▸ REQUIRED TASK
Your task is to extract every line from the material below exactly.
# Start of GIVEN DATA
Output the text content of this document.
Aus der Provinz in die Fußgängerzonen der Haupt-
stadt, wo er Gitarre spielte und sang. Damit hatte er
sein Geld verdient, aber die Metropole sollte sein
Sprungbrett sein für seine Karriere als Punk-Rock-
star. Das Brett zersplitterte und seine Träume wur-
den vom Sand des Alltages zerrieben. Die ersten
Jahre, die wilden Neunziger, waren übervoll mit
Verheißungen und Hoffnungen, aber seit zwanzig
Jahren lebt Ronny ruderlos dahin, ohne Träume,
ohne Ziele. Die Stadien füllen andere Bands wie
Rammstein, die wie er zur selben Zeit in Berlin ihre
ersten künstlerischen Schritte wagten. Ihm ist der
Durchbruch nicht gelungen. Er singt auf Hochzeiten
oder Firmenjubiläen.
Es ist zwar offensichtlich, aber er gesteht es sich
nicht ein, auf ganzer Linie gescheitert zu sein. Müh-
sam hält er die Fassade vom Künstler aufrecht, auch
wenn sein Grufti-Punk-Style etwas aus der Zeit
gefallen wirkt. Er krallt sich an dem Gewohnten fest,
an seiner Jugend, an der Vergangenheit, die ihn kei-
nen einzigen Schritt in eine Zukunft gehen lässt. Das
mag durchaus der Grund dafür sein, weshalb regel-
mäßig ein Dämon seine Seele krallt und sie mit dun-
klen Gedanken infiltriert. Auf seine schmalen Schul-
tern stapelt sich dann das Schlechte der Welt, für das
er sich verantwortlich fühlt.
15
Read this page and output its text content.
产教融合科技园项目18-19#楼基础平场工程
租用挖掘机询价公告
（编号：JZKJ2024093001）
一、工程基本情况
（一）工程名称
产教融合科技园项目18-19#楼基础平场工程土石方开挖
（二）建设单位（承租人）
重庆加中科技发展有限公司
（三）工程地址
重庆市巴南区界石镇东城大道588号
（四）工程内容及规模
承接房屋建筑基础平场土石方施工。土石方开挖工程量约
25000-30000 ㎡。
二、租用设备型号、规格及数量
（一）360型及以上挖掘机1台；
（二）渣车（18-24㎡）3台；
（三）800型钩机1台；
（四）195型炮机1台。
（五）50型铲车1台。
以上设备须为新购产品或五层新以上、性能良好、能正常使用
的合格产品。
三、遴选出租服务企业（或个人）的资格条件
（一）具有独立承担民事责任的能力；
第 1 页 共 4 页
# End of GIVEN DATA
▸ EXERCISE SOLUTION
Output the text content of this document.
Aus der Provinz in die Fußgängerzonen der Haupt-
stadt, wo er Gitarre spielte und sang. Damit hatte er
sein Geld verdient, aber die Metropole sollte sein
Sprungbrett sein für seine Karriere als Punk-Rock-
star. Das Brett zersplitterte und seine Träume wur-
den vom Sand des Alltages zerrieben. Die ersten
Jahre, die wilden Neunziger, waren übervoll mit
Verheißungen und Hoffnungen, aber seit zwanzig
Jahren lebt Ronny ruderlos dahin, ohne Träume,
ohne Ziele. Die Stadien füllen andere Bands wie
Rammstein, die wie er zur selben Zeit in Berlin ihre
ersten künstlerischen Schritte wagten. Ihm ist der
Durchbruch nicht gelungen. Er singt auf Hochzeiten
oder Firmenjubiläen.
Es ist zwar offensichtlich, aber er gesteht es sich
nicht ein, auf ganzer Linie gescheitert zu sein. Müh-
sam hält er die Fassade vom Künstler aufrecht, auch
wenn sein Grufti-Punk-Style etwas aus der Zeit
gefallen wirkt. Er krallt sich an dem Gewohnten fest,
an seiner Jugend, an der Vergangenheit, die ihn kei-
nen einzigen Schritt in eine Zukunft gehen lässt. Das
mag durchaus der Grund dafür sein, weshalb regel-
mäßig ein Dämon seine Seele krallt und sie mit dun-
klen Gedanken infiltriert. Auf seine schmalen Schul-
tern stapelt sich dann das Schlechte der Welt, für das
er sich verantwortlich fühlt.
15
Read this page and output its text content.
产教融合科技园项目18-19#楼基础平场工程
租用挖掘机询价公告
（编号：JZKJ2024093001）
一、工程基本情况
（一）工程名称
产教融合科技园项目18-19#楼基础平场工程土石方开挖
（二）建设单位（承租人）
重庆加中科技发展有限公司
（三）工程地址
重庆市巴南区界石镇东城大道588号
（四）工程内容及规模
承接房屋建筑基础平场土石方施工。土石方开挖工程量约
25000-30000 ㎡。
二、租用设备型号、规格及数量
（一）360型及以上挖掘机1台；
（二）渣车（18-24㎡）3台；
（三）800型钩机1台；
（四）195型炮机1台。
（五）50型铲车1台。
以上设备须为新购产品或五层新以上、性能良好、能正常使用
的合格产品。
三、遴选出租服务企业（或个人）的资格条件
（一）具有独立承担民事责任的能力；
第 1 页 共 4 页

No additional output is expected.